[EXERCISE PROMPT]
Each line below should be quoted exactly, please.

[EXERCISE INPUT]
###

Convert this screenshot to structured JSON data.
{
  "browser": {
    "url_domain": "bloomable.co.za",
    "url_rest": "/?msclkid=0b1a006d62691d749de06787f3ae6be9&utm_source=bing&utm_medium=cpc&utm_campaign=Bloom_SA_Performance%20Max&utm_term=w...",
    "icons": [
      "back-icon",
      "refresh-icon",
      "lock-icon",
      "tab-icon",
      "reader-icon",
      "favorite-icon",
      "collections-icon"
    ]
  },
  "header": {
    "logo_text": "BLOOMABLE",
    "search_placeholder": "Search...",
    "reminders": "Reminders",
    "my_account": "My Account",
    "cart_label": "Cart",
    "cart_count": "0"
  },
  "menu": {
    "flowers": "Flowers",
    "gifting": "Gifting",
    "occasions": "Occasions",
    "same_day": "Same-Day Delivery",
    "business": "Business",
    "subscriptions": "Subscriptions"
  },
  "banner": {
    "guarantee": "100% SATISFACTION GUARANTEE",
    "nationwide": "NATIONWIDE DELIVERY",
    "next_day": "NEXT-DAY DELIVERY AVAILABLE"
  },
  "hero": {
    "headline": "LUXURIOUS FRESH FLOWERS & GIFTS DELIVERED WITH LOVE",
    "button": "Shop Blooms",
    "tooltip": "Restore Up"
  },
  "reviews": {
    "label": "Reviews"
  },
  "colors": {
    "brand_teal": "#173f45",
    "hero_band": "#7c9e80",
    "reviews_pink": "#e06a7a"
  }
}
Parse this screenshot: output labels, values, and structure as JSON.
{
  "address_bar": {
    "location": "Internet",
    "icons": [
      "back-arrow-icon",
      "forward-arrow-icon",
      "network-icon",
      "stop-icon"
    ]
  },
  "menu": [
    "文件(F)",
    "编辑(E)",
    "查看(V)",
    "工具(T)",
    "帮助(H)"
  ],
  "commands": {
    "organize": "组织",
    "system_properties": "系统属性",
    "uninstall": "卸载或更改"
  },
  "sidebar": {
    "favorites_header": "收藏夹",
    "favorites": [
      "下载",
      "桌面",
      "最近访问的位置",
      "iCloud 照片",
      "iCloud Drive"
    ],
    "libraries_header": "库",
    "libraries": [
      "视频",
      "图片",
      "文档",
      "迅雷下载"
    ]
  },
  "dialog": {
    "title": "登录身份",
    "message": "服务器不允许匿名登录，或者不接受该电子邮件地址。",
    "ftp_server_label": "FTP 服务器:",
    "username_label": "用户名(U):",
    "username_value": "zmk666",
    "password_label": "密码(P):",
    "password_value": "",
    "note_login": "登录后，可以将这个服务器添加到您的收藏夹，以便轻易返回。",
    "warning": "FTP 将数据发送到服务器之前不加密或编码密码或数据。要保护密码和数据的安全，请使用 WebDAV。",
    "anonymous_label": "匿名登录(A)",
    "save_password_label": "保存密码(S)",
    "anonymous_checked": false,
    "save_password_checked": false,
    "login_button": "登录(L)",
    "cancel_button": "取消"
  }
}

###

[EXERCISE ANSWER]
Convert this screenshot to structured JSON data.
{
  "browser": {
    "url_domain": "bloomable.co.za",
    "url_rest": "/?msclkid=0b1a006d62691d749de06787f3ae6be9&utm_source=bing&utm_medium=cpc&utm_campaign=Bloom_SA_Performance%20Max&utm_term=w...",
    "icons": [
      "back-icon",
      "refresh-icon",
      "lock-icon",
      "tab-icon",
      "reader-icon",
      "favorite-icon",
      "collections-icon"
    ]
  },
  "header": {
    "logo_text": "BLOOMABLE",
    "search_placeholder": "Search...",
    "reminders": "Reminders",
    "my_account": "My Account",
    "cart_label": "Cart",
    "cart_count": "0"
  },
  "menu": {
    "flowers": "Flowers",
    "gifting": "Gifting",
    "occasions": "Occasions",
    "same_day": "Same-Day Delivery",
    "business": "Business",
    "subscriptions": "Subscriptions"
  },
  "banner": {
    "guarantee": "100% SATISFACTION GUARANTEE",
    "nationwide": "NATIONWIDE DELIVERY",
    "next_day": "NEXT-DAY DELIVERY AVAILABLE"
  },
  "hero": {
    "headline": "LUXURIOUS FRESH FLOWERS & GIFTS DELIVERED WITH LOVE",
    "button": "Shop Blooms",
    "tooltip": "Restore Up"
  },
  "reviews": {
    "label": "Reviews"
  },
  "colors": {
    "brand_teal": "#173f45",
    "hero_band": "#7c9e80",
    "reviews_pink": "#e06a7a"
  }
}
Parse this screenshot: output labels, values, and structure as JSON.
{
  "address_bar": {
    "location": "Internet",
    "icons": [
      "back-arrow-icon",
      "forward-arrow-icon",
      "network-icon",
      "stop-icon"
    ]
  },
  "menu": [
    "文件(F)",
    "编辑(E)",
    "查看(V)",
    "工具(T)",
    "帮助(H)"
  ],
  "commands": {
    "organize": "组织",
    "system_properties": "系统属性",
    "uninstall": "卸载或更改"
  },
  "sidebar": {
    "favorites_header": "收藏夹",
    "favorites": [
      "下载",
      "桌面",
      "最近访问的位置",
      "iCloud 照片",
      "iCloud Drive"
    ],
    "libraries_header": "库",
    "libraries": [
      "视频",
      "图片",
      "文档",
      "迅雷下载"
    ]
  },
  "dialog": {
    "title": "登录身份",
    "message": "服务器不允许匿名登录，或者不接受该电子邮件地址。",
    "ftp_server_label": "FTP 服务器:",
    "username_label": "用户名(U):",
    "username_value": "zmk666",
    "password_label": "密码(P):",
    "password_value": "",
    "note_login": "登录后，可以将这个服务器添加到您的收藏夹，以便轻易返回。",
    "warning": "FTP 将数据发送到服务器之前不加密或编码密码或数据。要保护密码和数据的安全，请使用 WebDAV。",
    "anonymous_label": "匿名登录(A)",
    "save_password_label": "保存密码(S)",
    "anonymous_checked": false,
    "save_password_checked": false,
    "login_button": "登录(L)",
    "cancel_button": "取消"
  }
}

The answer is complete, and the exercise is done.